DIRECTIONS FOR THIS TASK -> Every line that holds the string "differences" is to be identified and copied.

DATA SUPPLIED ->
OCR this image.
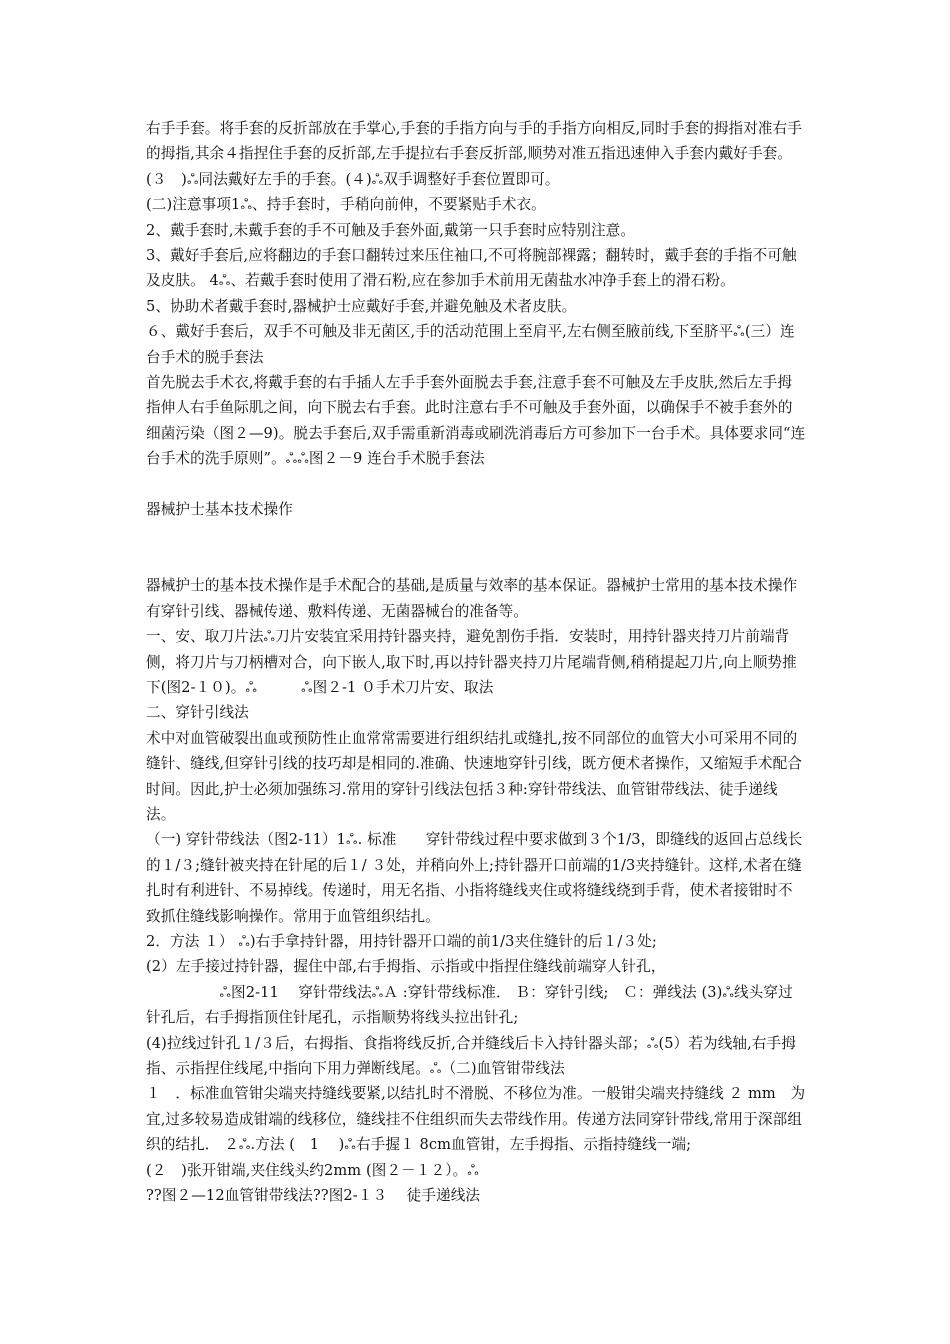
右手手套。将手套的反折部放在手掌心,手套的手指方向与手的手指方向相反,同时手套的拇指对准右手的拇指,其余４指捏住手套的反折部,左手提拉右手套反折部,顺势对准五指迅速伸入手套内戴好手套。(３　)ஃ同法戴好左手的手套。(４)ஃ双手调整好手套位置即可。

(二)注意事项1ஃ、持手套时，手稍向前伸，不要紧贴手术衣。

2、戴手套时,未戴手套的手不可触及手套外面,戴第一只手套时应特别注意。

3、戴好手套后,应将翻边的手套口翻转过来压住袖口,不可将腕部裸露；翻转时，戴手套的手指不可触及皮肤。 4ஃ、若戴手套时使用了滑石粉,应在参加手术前用无菌盐水冲净手套上的滑石粉。

5、协助术者戴手套时,器械护士应戴好手套,并避免触及术者皮肤。

６、戴好手套后，双手不可触及非无菌区,手的活动范围上至肩平,左右侧至腋前线,下至脐平ஃ(三）连台手术的脱手套法

首先脱去手术衣,将戴手套的右手插人左手手套外面脱去手套,注意手套不可触及左手皮肤,然后左手拇指伸人右手鱼际肌之间，向下脱去右手套。此时注意右手不可触及手套外面，以确保手不被手套外的细菌污染（图２—9)。脱去手套后,双手需重新消毒或刷洗消毒后方可参加下一台手术。具体要求同“连台手术的洗手原则”。ஃஃ图２－9 连台手术脱手套法

器械护士基本技术操作

器械护士的基本技术操作是手术配合的基础,是质量与效率的基本保证。器械护士常用的基本技术操作有穿针引线、器械传递、敷料传递、无菌器械台的准备等。

一、安、取刀片法ஃ刀片安装宜采用持针器夹持，避免割伤手指．安装时，用持针器夹持刀片前端背侧，将刀片与刀柄槽对合，向下嵌人,取下时,再以持针器夹持刀片尾端背侧,稍稍提起刀片,向上顺势推下(图2-１０)。ஃ　　　ஃ图２-1 ０手术刀片安、取法

二、穿针引线法

术中对血管破裂出血或预防性止血常常需要进行组织结扎或缝扎,按不同部位的血管大小可采用不同的缝针、缝线,但穿针引线的技巧却是相同的.准确、快速地穿针引线，既方便术者操作，又缩短手术配合时间。因此,护士必须加强练习.常用的穿针引线法包括３种:穿针带线法、血管钳带线法、徒手递线法。

（一) 穿针带线法（图2-11）1ஃ. 标准　　穿针带线过程中要求做到３个1/3，即缝线的返回占总线长的１/３;缝针被夹持在针尾的后１/ ３处，并稍向外上;持针器开口前端的1/3夹持缝针。这样,术者在缝扎时有利进针、不易掉线。传递时，用无名指、小指将缝线夹住或将缝线绕到手背，使术者接钳时不致抓住缝线影响操作。常用于血管组织结扎。

2．方法 １） ஃ)右手拿持针器，用持针器开口端的前1/3夹住缝针的后１/３处;

(2）左手接过持针器，握住中部,右手拇指、示指或中指捏住缝线前端穿人针孔，

　　　　　ஃ图2-11　 穿针带线法ஃＡ :穿针带线标准． Ｂ：穿针引线;　Ｃ：弹线法 (3)ஃ线头穿过针孔后，右手拇指顶住针尾孔，示指顺势将线头拉出针孔;

(4)拉线过针孔１/３后，右拇指、食指将线反折,合并缝线后卡入持针器头部；ஃ(5）若为线轴,右手拇指、示指捏住线尾,中指向下用力弹断线尾。ஃ（二)血管钳带线法

１　．标准血管钳尖端夹持缝线要紧,以结扎时不滑脱、不移位为准。一般钳尖端夹持缝线 ２ mm　为宜,过多较易造成钳端的线移位，缝线挂不住组织而失去带线作用。传递方法同穿针带线,常用于深部组织的结扎． ２ஃ.方法 (　1　 )ஃ右手握１ 8cm血管钳，左手拇指、示指持缝线一端;

(２　)张开钳端,夹住线头约2mm (图２－１２）。ஃ

??图２—12血管钳带线法??图2-１３　 徒手递线法
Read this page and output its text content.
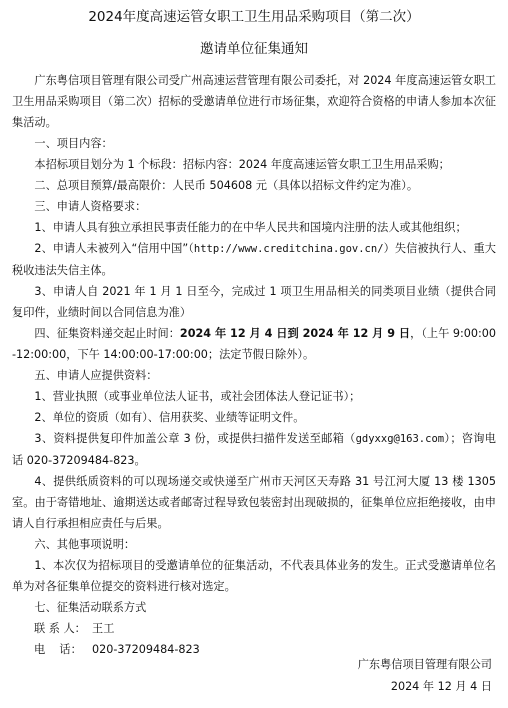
2024年度高速运管女职工卫生用品采购项目（第二次）
邀请单位征集通知

广东粤信项目管理有限公司受广州高速运营管理有限公司委托，对 2024 年度高速运管女职工卫生用品采购项目（第二次）招标的受邀请单位进行市场征集，欢迎符合资格的申请人参加本次征集活动。

一、项目内容：

本招标项目划分为 1 个标段：招标内容：2024 年度高速运管女职工卫生用品采购；

二、总项目预算/最高限价：人民币 504608 元（具体以招标文件约定为准）。

三、申请人资格要求：

1、申请人具有独立承担民事责任能力的在中华人民共和国境内注册的法人或其他组织；

2、申请人未被列入“信用中国”（http://www.creditchina.gov.cn/）失信被执行人、重大税收违法失信主体。

3、申请人自 2021 年 1 月 1 日至今，完成过 1 项卫生用品相关的同类项目业绩（提供合同复印件，业绩时间以合同信息为准）

四、征集资料递交起止时间：2024 年 12 月 4 日到 2024 年 12 月 9 日，（上午 9:00:00-12:00:00，下午 14:00:00-17:00:00；法定节假日除外）。

五、申请人应提供资料：

1、营业执照（或事业单位法人证书，或社会团体法人登记证书）；

2、单位的资质（如有）、信用获奖、业绩等证明文件。

3、资料提供复印件加盖公章 3 份，或提供扫描件发送至邮箱（gdyxxg@163.com）；咨询电话 020-37209484-823。

4、提供纸质资料的可以现场递交或快递至广州市天河区天寿路 31 号江河大厦 13 楼 1305 室。由于寄错地址、逾期送达或者邮寄过程导致包装密封出现破损的，征集单位应拒绝接收，由申请人自行承担相应责任与后果。

六、其他事项说明：

1、本次仅为招标项目的受邀请单位的征集活动，不代表具体业务的发生。正式受邀请单位名单为对各征集单位提交的资料进行核对选定。

七、征集活动联系方式

联 系 人： 王工

电    话： 020-37209484-823

广东粤信项目管理有限公司
2024 年 12 月 4 日
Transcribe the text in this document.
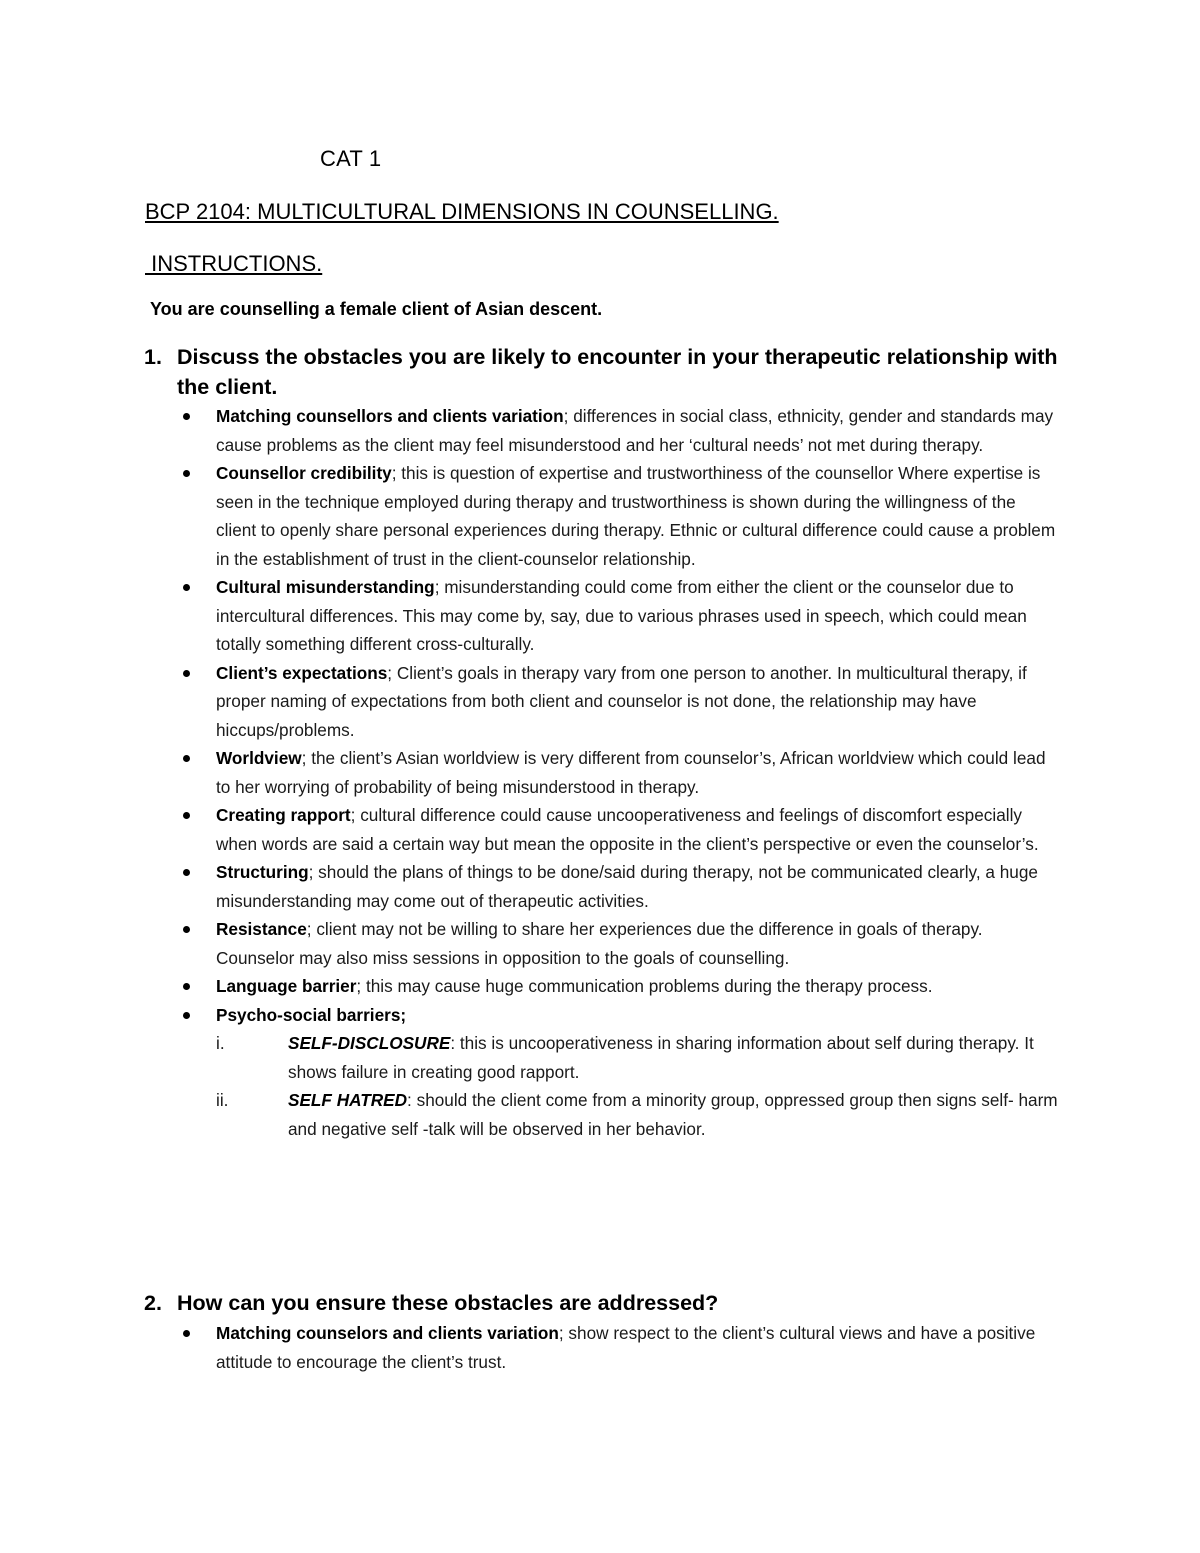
CAT 1
BCP 2104: MULTICULTURAL DIMENSIONS IN COUNSELLING.
INSTRUCTIONS.
You are counselling a female client of Asian descent.
1. Discuss the obstacles you are likely to encounter in your therapeutic relationship with the client.
Matching counsellors and clients variation; differences in social class, ethnicity, gender and standards may cause problems as the client may feel misunderstood and her ‘cultural needs’ not met during therapy.
Counsellor credibility; this is question of expertise and trustworthiness of the counsellor Where expertise is seen in the technique employed during therapy and trustworthiness is shown during the willingness of the client to openly share personal experiences during therapy. Ethnic or cultural difference could cause a problem in the establishment of trust in the client-counselor relationship.
Cultural misunderstanding; misunderstanding could come from either the client or the counselor due to intercultural differences. This may come by, say, due to various phrases used in speech, which could mean totally something different cross-culturally.
Client’s expectations; Client’s goals in therapy vary from one person to another. In multicultural therapy, if proper naming of expectations from both client and counselor is not done, the relationship may have hiccups/problems.
Worldview; the client’s Asian worldview is very different from counselor’s, African worldview which could lead to her worrying of probability of being misunderstood in therapy.
Creating rapport; cultural difference could cause uncooperativeness and feelings of discomfort especially when words are said a certain way but mean the opposite in the client’s perspective or even the counselor’s.
Structuring; should the plans of things to be done/said during therapy, not be communicated clearly, a huge misunderstanding may come out of therapeutic activities.
Resistance; client may not be willing to share her experiences due the difference in goals of therapy. Counselor may also miss sessions in opposition to the goals of counselling.
Language barrier; this may cause huge communication problems during the therapy process.
Psycho-social barriers;
i.	SELF-DISCLOSURE: this is uncooperativeness in sharing information about self during therapy. It shows failure in creating good rapport.
ii.	SELF HATRED: should the client come from a minority group, oppressed group then signs self- harm and negative self -talk will be observed in her behavior.
2. How can you ensure these obstacles are addressed?
Matching counselors and clients variation; show respect to the client’s cultural views and have a positive attitude to encourage the client’s trust.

THE ANSWER ->
Matching counsellors and clients variation; differences in social class, ethnicity, gender and standards may cause problems as the client may feel misunderstood and her ‘cultural needs’ not met during therapy.
Cultural misunderstanding; misunderstanding could come from either the client or the counselor due to intercultural differences. This may come by, say, due to various phrases used in speech, which could mean totally something different cross-culturally.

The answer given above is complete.